**What is being asked**:
Copy everything in the listing below word for word, apart from any images.

**Data extract**:

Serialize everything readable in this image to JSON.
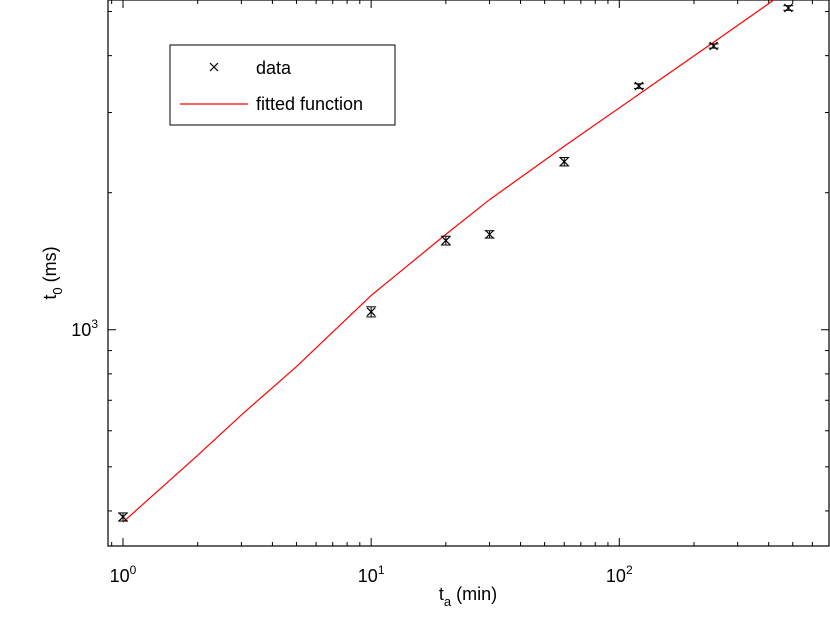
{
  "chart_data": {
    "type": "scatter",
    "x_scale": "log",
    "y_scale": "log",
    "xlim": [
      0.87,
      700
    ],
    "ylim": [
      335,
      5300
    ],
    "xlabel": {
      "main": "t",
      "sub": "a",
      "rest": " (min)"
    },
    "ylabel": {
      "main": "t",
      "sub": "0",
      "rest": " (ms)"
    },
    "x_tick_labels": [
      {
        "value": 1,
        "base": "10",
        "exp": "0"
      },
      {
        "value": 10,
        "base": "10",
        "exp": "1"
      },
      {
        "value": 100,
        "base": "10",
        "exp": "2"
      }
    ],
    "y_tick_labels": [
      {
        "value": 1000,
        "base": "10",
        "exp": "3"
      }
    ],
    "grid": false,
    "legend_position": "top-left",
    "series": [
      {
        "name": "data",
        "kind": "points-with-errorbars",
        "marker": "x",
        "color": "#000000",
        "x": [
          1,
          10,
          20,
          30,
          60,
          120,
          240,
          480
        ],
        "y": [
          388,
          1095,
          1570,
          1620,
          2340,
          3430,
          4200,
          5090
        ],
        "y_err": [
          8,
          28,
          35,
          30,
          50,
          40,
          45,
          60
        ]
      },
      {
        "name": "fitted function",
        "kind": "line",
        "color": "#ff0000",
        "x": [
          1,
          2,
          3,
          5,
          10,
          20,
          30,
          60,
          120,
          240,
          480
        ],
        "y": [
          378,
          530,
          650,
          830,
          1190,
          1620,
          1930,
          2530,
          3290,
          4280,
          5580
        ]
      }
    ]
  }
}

**Exercise output**:
Serialize everything readable in this image to JSON.
{
  "chart_data": {
    "type": "scatter",
    "x_scale": "log",
    "y_scale": "log",
    "xlim": [
      0.87,
      700
    ],
    "ylim": [
      335,
      5300
    ],
    "xlabel": {
      "main": "t",
      "sub": "a",
      "rest": " (min)"
    },
    "ylabel": {
      "main": "t",
      "sub": "0",
      "rest": " (ms)"
    },
    "x_tick_labels": [
      {
        "value": 1,
        "base": "10",
        "exp": "0"
      },
      {
        "value": 10,
        "base": "10",
        "exp": "1"
      },
      {
        "value": 100,
        "base": "10",
        "exp": "2"
      }
    ],
    "y_tick_labels": [
      {
        "value": 1000,
        "base": "10",
        "exp": "3"
      }
    ],
    "grid": false,
    "legend_position": "top-left",
    "series": [
      {
        "name": "data",
        "kind": "points-with-errorbars",
        "marker": "x",
        "color": "#000000",
        "x": [
          1,
          10,
          20,
          30,
          60,
          120,
          240,
          480
        ],
        "y": [
          388,
          1095,
          1570,
          1620,
          2340,
          3430,
          4200,
          5090
        ],
        "y_err": [
          8,
          28,
          35,
          30,
          50,
          40,
          45,
          60
        ]
      },
      {
        "name": "fitted function",
        "kind": "line",
        "color": "#ff0000",
        "x": [
          1,
          2,
          3,
          5,
          10,
          20,
          30,
          60,
          120,
          240,
          480
        ],
        "y": [
          378,
          530,
          650,
          830,
          1190,
          1620,
          1930,
          2530,
          3290,
          4280,
          5580
        ]
      }
    ]
  }
}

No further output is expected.